──────── DATA PROVIDED ────────

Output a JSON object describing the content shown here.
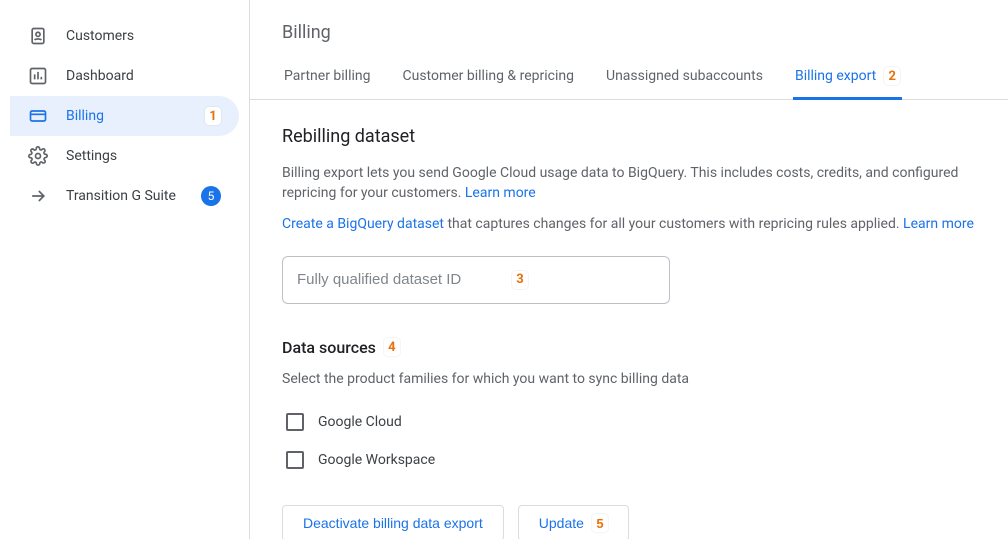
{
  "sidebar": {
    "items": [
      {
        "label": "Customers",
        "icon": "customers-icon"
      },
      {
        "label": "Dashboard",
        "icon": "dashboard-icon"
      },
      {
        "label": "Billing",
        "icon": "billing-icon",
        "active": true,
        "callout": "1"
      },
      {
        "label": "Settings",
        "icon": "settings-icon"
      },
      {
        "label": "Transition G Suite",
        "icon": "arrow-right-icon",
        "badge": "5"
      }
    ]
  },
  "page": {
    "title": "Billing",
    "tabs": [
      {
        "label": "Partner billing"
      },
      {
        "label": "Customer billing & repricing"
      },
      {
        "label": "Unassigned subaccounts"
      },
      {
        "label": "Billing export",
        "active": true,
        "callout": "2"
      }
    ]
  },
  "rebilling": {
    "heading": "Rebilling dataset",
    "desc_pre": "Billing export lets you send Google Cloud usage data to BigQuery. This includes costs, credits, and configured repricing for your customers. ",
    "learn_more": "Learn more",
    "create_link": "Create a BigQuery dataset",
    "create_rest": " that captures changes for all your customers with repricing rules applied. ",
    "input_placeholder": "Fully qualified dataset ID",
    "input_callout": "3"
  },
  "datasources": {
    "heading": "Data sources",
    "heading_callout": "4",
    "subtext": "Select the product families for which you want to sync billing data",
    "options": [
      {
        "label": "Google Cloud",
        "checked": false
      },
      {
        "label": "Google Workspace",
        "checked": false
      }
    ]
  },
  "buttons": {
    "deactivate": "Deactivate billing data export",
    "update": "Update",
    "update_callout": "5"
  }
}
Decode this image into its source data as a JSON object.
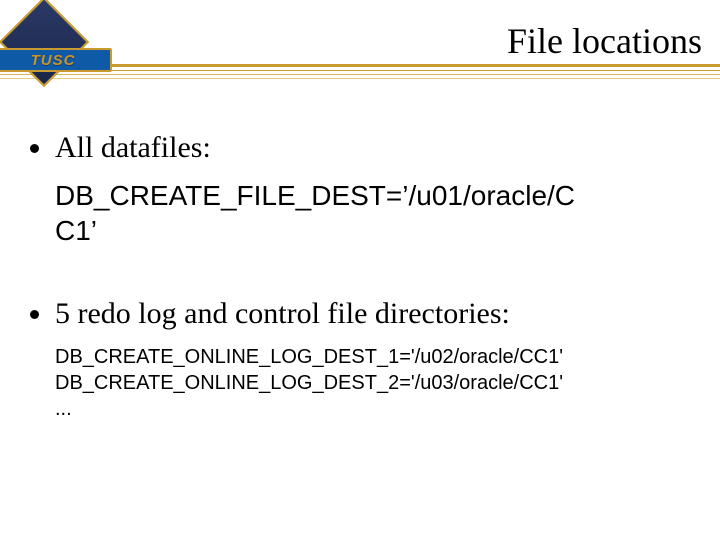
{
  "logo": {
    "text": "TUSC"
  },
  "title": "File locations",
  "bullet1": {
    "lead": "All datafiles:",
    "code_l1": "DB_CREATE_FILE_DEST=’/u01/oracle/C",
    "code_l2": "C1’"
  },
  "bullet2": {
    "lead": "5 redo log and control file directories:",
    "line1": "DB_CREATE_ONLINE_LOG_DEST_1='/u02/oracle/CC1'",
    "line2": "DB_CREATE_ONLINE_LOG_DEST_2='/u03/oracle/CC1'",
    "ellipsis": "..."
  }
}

────────

WHAT YOU NEED TO DO: All of the records need repeating exactly, except for the pictures.

THE COMPLETED TASK:
Output a JSON object describing the content shown here.
{
  "sidebar": {
    "items": [
      {
        "label": "Customers",
        "icon": "customers-icon"
      },
      {
        "label": "Dashboard",
        "icon": "dashboard-icon"
      },
      {
        "label": "Billing",
        "icon": "billing-icon",
        "active": true,
        "callout": "1"
      },
      {
        "label": "Settings",
        "icon": "settings-icon"
      },
      {
        "label": "Transition G Suite",
        "icon": "arrow-right-icon",
        "badge": "5"
      }
    ]
  },
  "page": {
    "title": "Billing",
    "tabs": [
      {
        "label": "Partner billing"
      },
      {
        "label": "Customer billing & repricing"
      },
      {
        "label": "Unassigned subaccounts"
      },
      {
        "label": "Billing export",
        "active": true,
        "callout": "2"
      }
    ]
  },
  "rebilling": {
    "heading": "Rebilling dataset",
    "desc_pre": "Billing export lets you send Google Cloud usage data to BigQuery. This includes costs, credits, and configured repricing for your customers. ",
    "learn_more": "Learn more",
    "create_link": "Create a BigQuery dataset",
    "create_rest": " that captures changes for all your customers with repricing rules applied. ",
    "input_placeholder": "Fully qualified dataset ID",
    "input_callout": "3"
  },
  "datasources": {
    "heading": "Data sources",
    "heading_callout": "4",
    "subtext": "Select the product families for which you want to sync billing data",
    "options": [
      {
        "label": "Google Cloud",
        "checked": false
      },
      {
        "label": "Google Workspace",
        "checked": false
      }
    ]
  },
  "buttons": {
    "deactivate": "Deactivate billing data export",
    "update": "Update",
    "update_callout": "5"
  }
}
Decode this image into its source data as a JSON object.
{
  "logo": {
    "text": "TUSC"
  },
  "title": "File locations",
  "bullet1": {
    "lead": "All datafiles:",
    "code_l1": "DB_CREATE_FILE_DEST=’/u01/oracle/C",
    "code_l2": "C1’"
  },
  "bullet2": {
    "lead": "5 redo log and control file directories:",
    "line1": "DB_CREATE_ONLINE_LOG_DEST_1='/u02/oracle/CC1'",
    "line2": "DB_CREATE_ONLINE_LOG_DEST_2='/u03/oracle/CC1'",
    "ellipsis": "..."
  }
}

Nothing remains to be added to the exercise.